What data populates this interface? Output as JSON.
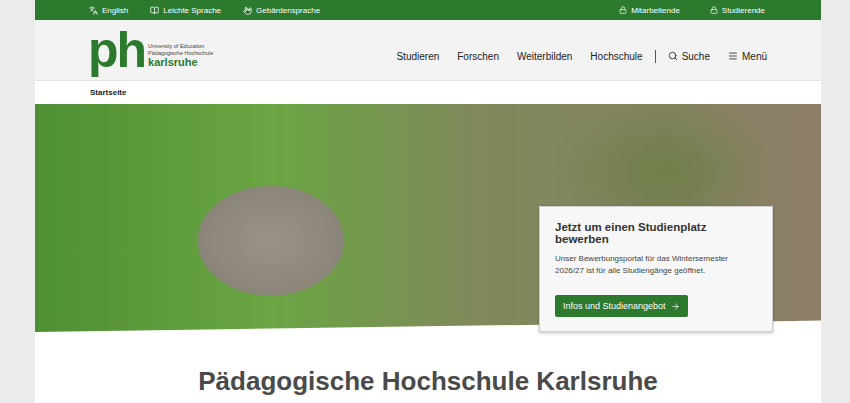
{
  "top_bar": {
    "left": [
      {
        "label": "English"
      },
      {
        "label": "Leichte Sprache"
      },
      {
        "label": "Gebärdensprache"
      }
    ],
    "right": [
      {
        "label": "Mitarbeitende"
      },
      {
        "label": "Studierende"
      }
    ]
  },
  "logo": {
    "mark": "ph",
    "lines": [
      "University of Education",
      "Pädagogische Hochschule"
    ],
    "name": "karlsruhe"
  },
  "nav": {
    "items": [
      "Studieren",
      "Forschen",
      "Weiterbilden",
      "Hochschule"
    ],
    "search": "Suche",
    "menu": "Menü"
  },
  "breadcrumb": [
    "Startseite"
  ],
  "hero": {
    "card": {
      "title": "Jetzt um einen Studienplatz bewerben",
      "text": "Unser Bewerbungsportal für das Wintersemester 2026/27 ist für alle Studiengänge geöffnet.",
      "button": "Infos und Studienangebot"
    }
  },
  "page_title": "Pädagogische Hochschule Karlsruhe"
}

SET TASK> On how many lines does the word "label" appear? Answer with only the number.

WRITTEN RESPONSE> 5